--- Records for processing ---
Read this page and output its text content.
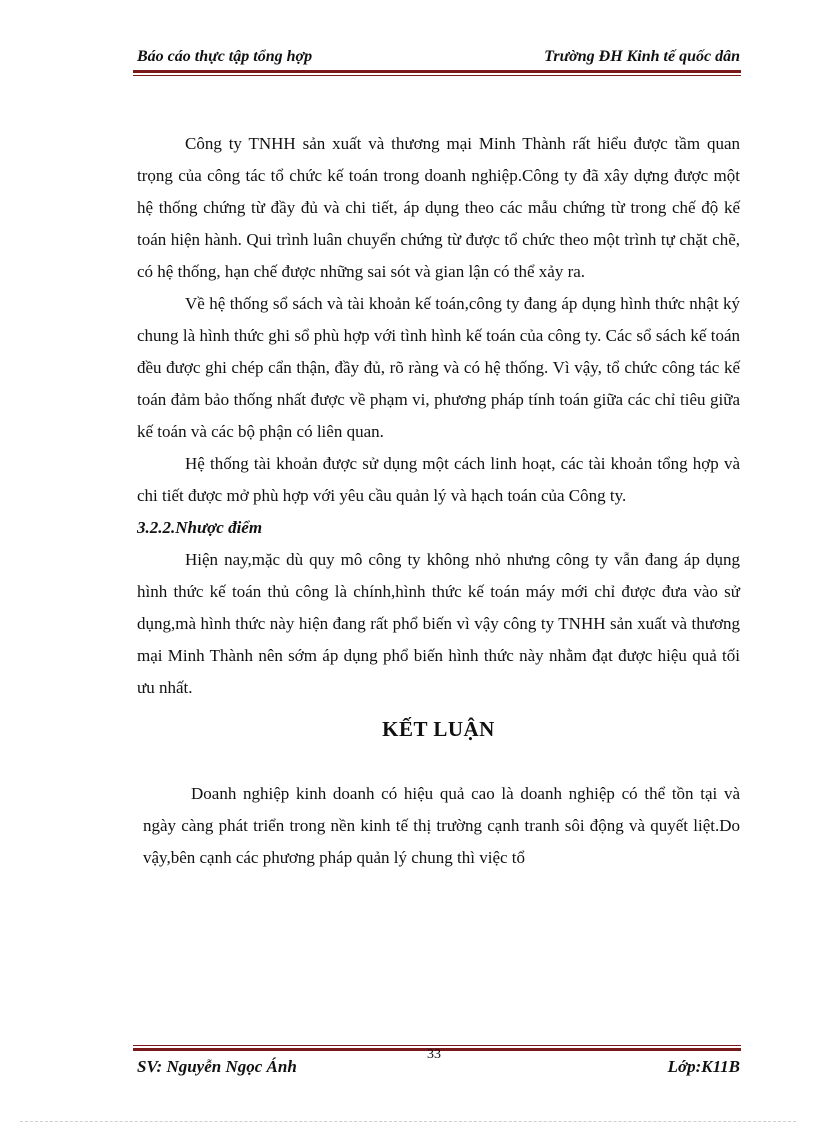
Báo cáo thực tập tổng hợp	Trường ĐH Kinh tế quốc dân

Công ty TNHH sản xuất và thương mại Minh Thành rất hiểu được tầm quan trọng của công tác tổ chức kế toán trong doanh nghiệp.Công ty đã xây dựng được một hệ thống chứng từ đầy đủ và chi tiết, áp dụng theo các mẫu chứng từ trong chế độ kế toán hiện hành. Qui trình luân chuyển chứng từ được tổ chức theo một trình tự chặt chẽ, có hệ thống, hạn chế được những sai sót và gian lận có thể xảy ra.

Về hệ thống sổ sách và tài khoản kế toán,công ty đang áp dụng hình thức nhật ký chung là hình thức ghi sổ phù hợp với tình hình kế toán của công ty. Các sổ sách kế toán đều được ghi chép cẩn thận, đầy đủ, rõ ràng và có hệ thống. Vì vậy, tổ chức công tác kế toán đảm bảo thống nhất được về phạm vi, phương pháp tính toán giữa các chỉ tiêu giữa kế toán và các bộ phận có liên quan.

Hệ thống tài khoản được sử dụng một cách linh hoạt, các tài khoản tổng hợp và chi tiết được mở phù hợp với yêu cầu quản lý và hạch toán của Công ty.

3.2.2.Nhược điểm

Hiện nay,mặc dù quy mô công ty không nhỏ nhưng công ty vẫn đang áp dụng hình thức kế toán thủ công là chính,hình thức kế toán máy mới chỉ được đưa vào sử dụng,mà hình thức này hiện đang rất phổ biến vì vậy công ty TNHH sản xuất và thương mại Minh Thành nên sớm áp dụng phổ biến hình thức này nhằm đạt được hiệu quả tối ưu nhất.

KẾT LUẬN

Doanh nghiệp kinh doanh có hiệu quả cao là doanh nghiệp có thể tồn tại và ngày càng phát triển trong nền kinh tế thị trường cạnh tranh sôi động và quyết liệt.Do vậy,bên cạnh các phương pháp quản lý chung thì việc tổ

SV: Nguyễn Ngọc Ánh
33
Lớp:K11B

--- Exercise instructions ---
Reproduce the entries above exactly. Do not include the images.

--- Solution to this problem ---
Read this page and output its text content.
Báo cáo thực tập tổng hợp	Trường ĐH Kinh tế quốc dân

Công ty TNHH sản xuất và thương mại Minh Thành rất hiểu được tầm quan trọng của công tác tổ chức kế toán trong doanh nghiệp.Công ty đã xây dựng được một hệ thống chứng từ đầy đủ và chi tiết, áp dụng theo các mẫu chứng từ trong chế độ kế toán hiện hành. Qui trình luân chuyển chứng từ được tổ chức theo một trình tự chặt chẽ, có hệ thống, hạn chế được những sai sót và gian lận có thể xảy ra.

Về hệ thống sổ sách và tài khoản kế toán,công ty đang áp dụng hình thức nhật ký chung là hình thức ghi sổ phù hợp với tình hình kế toán của công ty. Các sổ sách kế toán đều được ghi chép cẩn thận, đầy đủ, rõ ràng và có hệ thống. Vì vậy, tổ chức công tác kế toán đảm bảo thống nhất được về phạm vi, phương pháp tính toán giữa các chỉ tiêu giữa kế toán và các bộ phận có liên quan.

Hệ thống tài khoản được sử dụng một cách linh hoạt, các tài khoản tổng hợp và chi tiết được mở phù hợp với yêu cầu quản lý và hạch toán của Công ty.

3.2.2.Nhược điểm

Hiện nay,mặc dù quy mô công ty không nhỏ nhưng công ty vẫn đang áp dụng hình thức kế toán thủ công là chính,hình thức kế toán máy mới chỉ được đưa vào sử dụng,mà hình thức này hiện đang rất phổ biến vì vậy công ty TNHH sản xuất và thương mại Minh Thành nên sớm áp dụng phổ biến hình thức này nhằm đạt được hiệu quả tối ưu nhất.

KẾT LUẬN

Doanh nghiệp kinh doanh có hiệu quả cao là doanh nghiệp có thể tồn tại và ngày càng phát triển trong nền kinh tế thị trường cạnh tranh sôi động và quyết liệt.Do vậy,bên cạnh các phương pháp quản lý chung thì việc tổ

SV: Nguyễn Ngọc Ánh
33
Lớp:K11B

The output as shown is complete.